RECORD EXCERPTS:
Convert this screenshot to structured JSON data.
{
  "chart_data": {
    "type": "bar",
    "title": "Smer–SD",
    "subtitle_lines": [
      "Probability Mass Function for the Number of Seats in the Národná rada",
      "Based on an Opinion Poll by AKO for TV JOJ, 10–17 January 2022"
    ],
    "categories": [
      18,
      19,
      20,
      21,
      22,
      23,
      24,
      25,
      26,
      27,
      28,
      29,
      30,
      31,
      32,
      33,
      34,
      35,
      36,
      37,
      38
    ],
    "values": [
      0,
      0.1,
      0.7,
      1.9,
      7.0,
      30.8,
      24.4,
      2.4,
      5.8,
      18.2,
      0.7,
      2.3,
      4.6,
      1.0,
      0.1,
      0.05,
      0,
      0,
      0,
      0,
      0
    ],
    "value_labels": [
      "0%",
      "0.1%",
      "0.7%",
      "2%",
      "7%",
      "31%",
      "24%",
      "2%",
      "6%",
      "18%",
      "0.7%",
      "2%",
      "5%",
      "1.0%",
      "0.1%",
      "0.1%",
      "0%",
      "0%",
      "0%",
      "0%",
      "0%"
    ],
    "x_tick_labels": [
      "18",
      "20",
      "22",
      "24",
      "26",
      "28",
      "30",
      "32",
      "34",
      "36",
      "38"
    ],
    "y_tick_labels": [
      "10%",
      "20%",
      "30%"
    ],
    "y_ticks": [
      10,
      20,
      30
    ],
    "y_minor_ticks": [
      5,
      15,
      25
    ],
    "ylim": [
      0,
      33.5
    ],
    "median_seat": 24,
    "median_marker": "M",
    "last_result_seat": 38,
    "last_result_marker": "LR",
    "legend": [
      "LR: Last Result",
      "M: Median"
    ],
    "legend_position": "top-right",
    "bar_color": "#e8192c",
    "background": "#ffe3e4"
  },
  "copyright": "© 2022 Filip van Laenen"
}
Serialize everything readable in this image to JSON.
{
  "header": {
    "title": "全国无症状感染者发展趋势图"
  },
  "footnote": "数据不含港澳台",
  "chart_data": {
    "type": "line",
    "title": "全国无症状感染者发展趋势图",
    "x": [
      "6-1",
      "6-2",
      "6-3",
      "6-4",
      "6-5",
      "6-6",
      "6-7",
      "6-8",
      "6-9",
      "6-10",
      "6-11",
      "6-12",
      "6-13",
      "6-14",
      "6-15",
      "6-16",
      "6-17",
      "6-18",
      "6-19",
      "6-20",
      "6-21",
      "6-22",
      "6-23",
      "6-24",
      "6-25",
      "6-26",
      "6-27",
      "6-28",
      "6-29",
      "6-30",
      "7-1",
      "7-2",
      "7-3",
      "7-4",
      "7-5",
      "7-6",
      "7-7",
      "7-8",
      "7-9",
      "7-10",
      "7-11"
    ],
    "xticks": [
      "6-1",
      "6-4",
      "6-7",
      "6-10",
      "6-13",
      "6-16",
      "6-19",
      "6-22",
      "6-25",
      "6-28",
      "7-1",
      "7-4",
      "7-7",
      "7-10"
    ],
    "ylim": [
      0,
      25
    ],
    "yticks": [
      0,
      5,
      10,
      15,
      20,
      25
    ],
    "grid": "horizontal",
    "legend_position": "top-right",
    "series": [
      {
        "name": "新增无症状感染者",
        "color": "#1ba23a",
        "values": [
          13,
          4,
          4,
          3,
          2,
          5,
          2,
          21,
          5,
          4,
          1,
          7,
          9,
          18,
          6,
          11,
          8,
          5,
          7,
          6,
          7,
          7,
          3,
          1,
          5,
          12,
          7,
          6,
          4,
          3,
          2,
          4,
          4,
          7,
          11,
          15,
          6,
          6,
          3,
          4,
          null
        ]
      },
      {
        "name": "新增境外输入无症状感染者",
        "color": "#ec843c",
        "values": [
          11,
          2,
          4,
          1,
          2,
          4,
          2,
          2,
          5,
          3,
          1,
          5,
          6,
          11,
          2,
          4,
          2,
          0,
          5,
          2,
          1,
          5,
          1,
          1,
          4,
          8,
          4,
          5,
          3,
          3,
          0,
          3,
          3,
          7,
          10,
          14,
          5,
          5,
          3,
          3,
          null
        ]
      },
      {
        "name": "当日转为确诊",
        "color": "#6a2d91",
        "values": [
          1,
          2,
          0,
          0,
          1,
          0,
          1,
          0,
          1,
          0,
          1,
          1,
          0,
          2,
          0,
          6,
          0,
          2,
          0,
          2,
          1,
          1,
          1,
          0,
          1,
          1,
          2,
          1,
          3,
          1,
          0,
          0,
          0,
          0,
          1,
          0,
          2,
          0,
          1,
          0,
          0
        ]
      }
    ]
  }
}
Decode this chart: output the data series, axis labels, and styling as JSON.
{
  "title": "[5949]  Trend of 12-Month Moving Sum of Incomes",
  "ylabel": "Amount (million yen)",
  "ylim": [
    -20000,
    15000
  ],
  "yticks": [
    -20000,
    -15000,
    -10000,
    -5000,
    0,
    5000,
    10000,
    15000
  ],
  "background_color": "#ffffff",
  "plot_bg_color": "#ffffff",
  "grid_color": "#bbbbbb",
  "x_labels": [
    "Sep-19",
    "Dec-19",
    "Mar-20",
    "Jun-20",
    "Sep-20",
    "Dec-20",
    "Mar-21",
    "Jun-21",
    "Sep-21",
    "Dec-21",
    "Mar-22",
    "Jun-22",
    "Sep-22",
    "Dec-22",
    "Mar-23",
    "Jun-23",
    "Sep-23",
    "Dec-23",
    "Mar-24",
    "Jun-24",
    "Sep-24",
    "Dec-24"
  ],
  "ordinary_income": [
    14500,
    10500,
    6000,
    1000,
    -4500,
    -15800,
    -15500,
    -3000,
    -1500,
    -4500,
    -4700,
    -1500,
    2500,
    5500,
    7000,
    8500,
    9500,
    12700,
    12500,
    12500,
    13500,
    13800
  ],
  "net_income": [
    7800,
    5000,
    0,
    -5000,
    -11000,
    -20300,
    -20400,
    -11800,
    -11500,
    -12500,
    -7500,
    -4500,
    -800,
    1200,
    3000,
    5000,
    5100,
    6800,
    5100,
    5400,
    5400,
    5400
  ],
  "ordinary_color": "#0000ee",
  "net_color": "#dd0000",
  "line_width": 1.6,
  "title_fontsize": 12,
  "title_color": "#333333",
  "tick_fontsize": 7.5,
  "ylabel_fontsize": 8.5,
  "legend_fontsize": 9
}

SET PROBLEM:
Type out the entries again, word for word.

WRITTEN REPLY:
Convert this screenshot to structured JSON data.
{
  "chart_data": {
    "type": "bar",
    "title": "Smer–SD",
    "subtitle_lines": [
      "Probability Mass Function for the Number of Seats in the Národná rada",
      "Based on an Opinion Poll by AKO for TV JOJ, 10–17 January 2022"
    ],
    "categories": [
      18,
      19,
      20,
      21,
      22,
      23,
      24,
      25,
      26,
      27,
      28,
      29,
      30,
      31,
      32,
      33,
      34,
      35,
      36,
      37,
      38
    ],
    "values": [
      0,
      0.1,
      0.7,
      1.9,
      7.0,
      30.8,
      24.4,
      2.4,
      5.8,
      18.2,
      0.7,
      2.3,
      4.6,
      1.0,
      0.1,
      0.05,
      0,
      0,
      0,
      0,
      0
    ],
    "value_labels": [
      "0%",
      "0.1%",
      "0.7%",
      "2%",
      "7%",
      "31%",
      "24%",
      "2%",
      "6%",
      "18%",
      "0.7%",
      "2%",
      "5%",
      "1.0%",
      "0.1%",
      "0.1%",
      "0%",
      "0%",
      "0%",
      "0%",
      "0%"
    ],
    "x_tick_labels": [
      "18",
      "20",
      "22",
      "24",
      "26",
      "28",
      "30",
      "32",
      "34",
      "36",
      "38"
    ],
    "y_tick_labels": [
      "10%",
      "20%",
      "30%"
    ],
    "y_ticks": [
      10,
      20,
      30
    ],
    "y_minor_ticks": [
      5,
      15,
      25
    ],
    "ylim": [
      0,
      33.5
    ],
    "median_seat": 24,
    "median_marker": "M",
    "last_result_seat": 38,
    "last_result_marker": "LR",
    "legend": [
      "LR: Last Result",
      "M: Median"
    ],
    "legend_position": "top-right",
    "bar_color": "#e8192c",
    "background": "#ffe3e4"
  },
  "copyright": "© 2022 Filip van Laenen"
}
Serialize everything readable in this image to JSON.
{
  "header": {
    "title": "全国无症状感染者发展趋势图"
  },
  "footnote": "数据不含港澳台",
  "chart_data": {
    "type": "line",
    "title": "全国无症状感染者发展趋势图",
    "x": [
      "6-1",
      "6-2",
      "6-3",
      "6-4",
      "6-5",
      "6-6",
      "6-7",
      "6-8",
      "6-9",
      "6-10",
      "6-11",
      "6-12",
      "6-13",
      "6-14",
      "6-15",
      "6-16",
      "6-17",
      "6-18",
      "6-19",
      "6-20",
      "6-21",
      "6-22",
      "6-23",
      "6-24",
      "6-25",
      "6-26",
      "6-27",
      "6-28",
      "6-29",
      "6-30",
      "7-1",
      "7-2",
      "7-3",
      "7-4",
      "7-5",
      "7-6",
      "7-7",
      "7-8",
      "7-9",
      "7-10",
      "7-11"
    ],
    "xticks": [
      "6-1",
      "6-4",
      "6-7",
      "6-10",
      "6-13",
      "6-16",
      "6-19",
      "6-22",
      "6-25",
      "6-28",
      "7-1",
      "7-4",
      "7-7",
      "7-10"
    ],
    "ylim": [
      0,
      25
    ],
    "yticks": [
      0,
      5,
      10,
      15,
      20,
      25
    ],
    "grid": "horizontal",
    "legend_position": "top-right",
    "series": [
      {
        "name": "新增无症状感染者",
        "color": "#1ba23a",
        "values": [
          13,
          4,
          4,
          3,
          2,
          5,
          2,
          21,
          5,
          4,
          1,
          7,
          9,
          18,
          6,
          11,
          8,
          5,
          7,
          6,
          7,
          7,
          3,
          1,
          5,
          12,
          7,
          6,
          4,
          3,
          2,
          4,
          4,
          7,
          11,
          15,
          6,
          6,
          3,
          4,
          null
        ]
      },
      {
        "name": "新增境外输入无症状感染者",
        "color": "#ec843c",
        "values": [
          11,
          2,
          4,
          1,
          2,
          4,
          2,
          2,
          5,
          3,
          1,
          5,
          6,
          11,
          2,
          4,
          2,
          0,
          5,
          2,
          1,
          5,
          1,
          1,
          4,
          8,
          4,
          5,
          3,
          3,
          0,
          3,
          3,
          7,
          10,
          14,
          5,
          5,
          3,
          3,
          null
        ]
      },
      {
        "name": "当日转为确诊",
        "color": "#6a2d91",
        "values": [
          1,
          2,
          0,
          0,
          1,
          0,
          1,
          0,
          1,
          0,
          1,
          1,
          0,
          2,
          0,
          6,
          0,
          2,
          0,
          2,
          1,
          1,
          1,
          0,
          1,
          1,
          2,
          1,
          3,
          1,
          0,
          0,
          0,
          0,
          1,
          0,
          2,
          0,
          1,
          0,
          0
        ]
      }
    ]
  }
}
Decode this chart: output the data series, axis labels, and styling as JSON.
{
  "title": "[5949]  Trend of 12-Month Moving Sum of Incomes",
  "ylabel": "Amount (million yen)",
  "ylim": [
    -20000,
    15000
  ],
  "yticks": [
    -20000,
    -15000,
    -10000,
    -5000,
    0,
    5000,
    10000,
    15000
  ],
  "background_color": "#ffffff",
  "plot_bg_color": "#ffffff",
  "grid_color": "#bbbbbb",
  "x_labels": [
    "Sep-19",
    "Dec-19",
    "Mar-20",
    "Jun-20",
    "Sep-20",
    "Dec-20",
    "Mar-21",
    "Jun-21",
    "Sep-21",
    "Dec-21",
    "Mar-22",
    "Jun-22",
    "Sep-22",
    "Dec-22",
    "Mar-23",
    "Jun-23",
    "Sep-23",
    "Dec-23",
    "Mar-24",
    "Jun-24",
    "Sep-24",
    "Dec-24"
  ],
  "ordinary_income": [
    14500,
    10500,
    6000,
    1000,
    -4500,
    -15800,
    -15500,
    -3000,
    -1500,
    -4500,
    -4700,
    -1500,
    2500,
    5500,
    7000,
    8500,
    9500,
    12700,
    12500,
    12500,
    13500,
    13800
  ],
  "net_income": [
    7800,
    5000,
    0,
    -5000,
    -11000,
    -20300,
    -20400,
    -11800,
    -11500,
    -12500,
    -7500,
    -4500,
    -800,
    1200,
    3000,
    5000,
    5100,
    6800,
    5100,
    5400,
    5400,
    5400
  ],
  "ordinary_color": "#0000ee",
  "net_color": "#dd0000",
  "line_width": 1.6,
  "title_fontsize": 12,
  "title_color": "#333333",
  "tick_fontsize": 7.5,
  "ylabel_fontsize": 8.5,
  "legend_fontsize": 9
}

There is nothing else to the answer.